─── Provided passage ───
It was the second distinct time I was lobbied to watch “BoJack
Horseman.” This was a few days before I, more willingly, saw Bong
Joon-ho’s (“Snowpiercer”) “Parasite.” I had given “BoJack” a chance
once before, at another trusted friend’s lobbying, only to be turned off
by how on-the-nose the show seemed to be. At the time, I preferred my
social commentary to take more allegorical, thought-provoking forms,
perhaps in the spirit of Rod Serling’s “The Twilight Zone” — a favorite
from my adolescence.
Even though I pretended to work on homework while he queued
the third episode of the sixth and final season of “BoJack,” it wasn’t
long before I got sucked in. One scene
in particular struck me, when one of
the characters, Diane (Alison Brie,
“GLOW”), interviewed the CEO of an
increasingly
powerful
conglomerate,
and he told her on the record that he
murdered one of his employees. Diane
and I responded with equal shock at first,
only for the CEO to clarify that the U.S.
House of Representatives just approved
a bill legalizing murder for billionaires.
She and I both gradually resigned, too, to
the CEO’s explanations of how this could
be possible. “Really, Diane?” he asked,
each time she offered another check or
balance that might oppose the passing
of this seemingly absurd, but also
depressingly not-so-absurd measure. By
the final “Really?” I wondered: Is that
really so far-fetched, in this country?
Afterward, I asked my friend to
explain what he liked about the show,
offering my initial ambivalence in
response to its directness. He said that
that was actually the part of the show
he appreciated most — its willingness to
spell out the things we’re too scared to
admit could happen or are happening in
the world — which I now realize is what
this standout scene delivered.
A week later, as I tried to process
Bong’s latest feature, I kept revisiting that scene and conversation
about the appeal of a show like “BoJack Horseman.” “Parasite” makes
a similar appeal in the way it juggles reality and realism. And so do a
number of films from recent years — to the extent that they seem to
constitute a new wave of contemporary cinema. This wave — consisting
of films like Bong’s, as well as the work of directors like Hirokazu Kore-
eda and Boots Riley — is tidal. It disorients us, destabilizes the forces
(often insidious) that give structure to our lives, prevents us from taking
the air we breath for granted. And it’s what we need to reckon with the
extremes of capitalism in this day and age.
─── Records shown ───
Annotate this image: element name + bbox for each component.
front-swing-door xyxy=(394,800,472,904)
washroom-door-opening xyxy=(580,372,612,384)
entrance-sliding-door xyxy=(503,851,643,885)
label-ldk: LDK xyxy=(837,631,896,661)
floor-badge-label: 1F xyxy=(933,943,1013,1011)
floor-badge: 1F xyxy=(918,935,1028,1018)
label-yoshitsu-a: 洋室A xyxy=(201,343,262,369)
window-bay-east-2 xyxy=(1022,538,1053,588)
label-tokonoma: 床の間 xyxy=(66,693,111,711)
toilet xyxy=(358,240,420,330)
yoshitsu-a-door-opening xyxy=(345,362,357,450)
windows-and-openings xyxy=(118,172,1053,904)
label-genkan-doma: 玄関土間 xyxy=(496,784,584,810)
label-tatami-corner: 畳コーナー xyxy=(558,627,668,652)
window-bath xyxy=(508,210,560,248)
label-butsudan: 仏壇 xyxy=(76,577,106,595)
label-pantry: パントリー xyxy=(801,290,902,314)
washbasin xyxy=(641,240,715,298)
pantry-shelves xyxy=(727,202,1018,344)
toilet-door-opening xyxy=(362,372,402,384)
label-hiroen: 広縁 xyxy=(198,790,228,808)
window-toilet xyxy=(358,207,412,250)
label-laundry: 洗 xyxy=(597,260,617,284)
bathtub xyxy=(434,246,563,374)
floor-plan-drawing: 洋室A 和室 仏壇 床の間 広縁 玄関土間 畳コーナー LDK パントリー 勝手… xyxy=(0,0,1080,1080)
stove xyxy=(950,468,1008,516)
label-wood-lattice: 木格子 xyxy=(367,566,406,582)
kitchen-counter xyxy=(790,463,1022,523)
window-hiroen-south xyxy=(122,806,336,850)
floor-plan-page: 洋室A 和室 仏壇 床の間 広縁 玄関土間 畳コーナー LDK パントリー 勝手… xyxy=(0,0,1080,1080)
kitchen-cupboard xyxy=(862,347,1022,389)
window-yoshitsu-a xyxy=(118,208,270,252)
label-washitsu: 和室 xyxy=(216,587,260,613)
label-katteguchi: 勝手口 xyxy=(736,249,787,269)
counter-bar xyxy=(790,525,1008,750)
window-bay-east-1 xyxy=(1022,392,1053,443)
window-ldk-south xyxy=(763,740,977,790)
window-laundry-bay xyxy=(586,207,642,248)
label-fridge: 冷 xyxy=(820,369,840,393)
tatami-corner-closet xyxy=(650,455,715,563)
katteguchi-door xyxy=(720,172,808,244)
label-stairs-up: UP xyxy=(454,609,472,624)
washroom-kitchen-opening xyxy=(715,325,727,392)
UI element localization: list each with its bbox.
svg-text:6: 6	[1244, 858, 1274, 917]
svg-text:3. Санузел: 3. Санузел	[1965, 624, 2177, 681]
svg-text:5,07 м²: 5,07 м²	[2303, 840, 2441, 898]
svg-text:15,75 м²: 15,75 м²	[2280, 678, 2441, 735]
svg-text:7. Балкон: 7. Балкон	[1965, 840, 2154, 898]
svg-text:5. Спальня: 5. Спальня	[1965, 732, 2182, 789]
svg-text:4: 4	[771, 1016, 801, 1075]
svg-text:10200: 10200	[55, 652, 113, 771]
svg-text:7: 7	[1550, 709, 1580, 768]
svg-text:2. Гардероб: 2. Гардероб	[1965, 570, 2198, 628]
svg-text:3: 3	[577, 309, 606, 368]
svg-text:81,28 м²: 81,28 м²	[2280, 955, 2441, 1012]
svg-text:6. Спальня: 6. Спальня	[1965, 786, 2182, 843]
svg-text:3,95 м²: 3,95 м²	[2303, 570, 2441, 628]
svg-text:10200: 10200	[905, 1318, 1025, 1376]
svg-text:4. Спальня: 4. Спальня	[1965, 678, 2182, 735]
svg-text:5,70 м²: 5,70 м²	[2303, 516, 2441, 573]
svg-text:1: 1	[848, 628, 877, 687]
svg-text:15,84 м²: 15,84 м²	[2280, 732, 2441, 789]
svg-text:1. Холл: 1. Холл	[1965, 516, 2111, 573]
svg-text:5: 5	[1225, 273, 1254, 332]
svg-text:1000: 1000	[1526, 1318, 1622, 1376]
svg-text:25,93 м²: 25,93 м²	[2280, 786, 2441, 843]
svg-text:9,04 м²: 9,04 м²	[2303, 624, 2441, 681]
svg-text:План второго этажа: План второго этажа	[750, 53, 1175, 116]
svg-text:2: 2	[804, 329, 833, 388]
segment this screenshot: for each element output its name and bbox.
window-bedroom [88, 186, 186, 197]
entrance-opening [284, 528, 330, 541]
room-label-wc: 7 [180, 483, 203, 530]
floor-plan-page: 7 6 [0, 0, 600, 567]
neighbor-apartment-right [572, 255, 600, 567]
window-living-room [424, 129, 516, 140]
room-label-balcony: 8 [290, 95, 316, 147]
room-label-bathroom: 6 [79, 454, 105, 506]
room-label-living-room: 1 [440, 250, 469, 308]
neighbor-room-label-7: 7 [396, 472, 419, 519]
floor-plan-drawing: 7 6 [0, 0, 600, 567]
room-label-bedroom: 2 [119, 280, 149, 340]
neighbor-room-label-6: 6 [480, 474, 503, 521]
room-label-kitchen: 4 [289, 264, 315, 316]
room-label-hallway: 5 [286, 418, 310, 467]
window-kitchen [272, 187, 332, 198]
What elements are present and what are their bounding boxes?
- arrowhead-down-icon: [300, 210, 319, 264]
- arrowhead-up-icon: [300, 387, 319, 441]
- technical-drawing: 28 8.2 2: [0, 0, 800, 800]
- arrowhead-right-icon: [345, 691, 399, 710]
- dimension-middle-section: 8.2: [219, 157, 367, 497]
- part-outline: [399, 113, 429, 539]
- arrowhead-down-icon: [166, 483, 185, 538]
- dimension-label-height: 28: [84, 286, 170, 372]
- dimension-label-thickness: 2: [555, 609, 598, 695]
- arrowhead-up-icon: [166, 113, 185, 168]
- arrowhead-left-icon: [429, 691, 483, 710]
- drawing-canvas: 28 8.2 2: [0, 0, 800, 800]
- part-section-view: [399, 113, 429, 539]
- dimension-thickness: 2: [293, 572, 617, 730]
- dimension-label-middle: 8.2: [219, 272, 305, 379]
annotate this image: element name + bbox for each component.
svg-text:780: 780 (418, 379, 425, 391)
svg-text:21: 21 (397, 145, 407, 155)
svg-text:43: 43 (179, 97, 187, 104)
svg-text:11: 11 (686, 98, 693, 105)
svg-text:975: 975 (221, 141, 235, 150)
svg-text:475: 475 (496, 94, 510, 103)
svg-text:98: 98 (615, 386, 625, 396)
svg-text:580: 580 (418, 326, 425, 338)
───
Study questions:
(1) List every film or TV show title in the essay on "BoJack Horseman" and "Parasite."
(2) Shorten the paragraph of the essay on "BoJack Horseman" and "Parasite" that begins "A week later, as I tried to process," keeping its main facts.
The rows are separate material and have nothing to do with the essay on "BoJack Horseman" and "Parasite."

Responses per task:
(1)
"BoJack Horseman"
"Snowpiercer"
"Parasite"
"The Twilight Zone"
"GLOW"

(2) A week later, while trying to process "Parasite," I kept returning to that "BoJack Horseman" scene and the conversation about the show's appeal. "Parasite" makes a similar appeal by juggling reality and realism. So do a number of recent films, enough to seem a new wave of contemporary cinema that includes Bong's work and that of directors like Hirokazu Kore-eda and Boots Riley. This tidal wave disorients us, destabilizes the often insidious forces that structure our lives and keeps us from taking the air we breathe for granted. It is what we need to reckon with the extremes of capitalism today.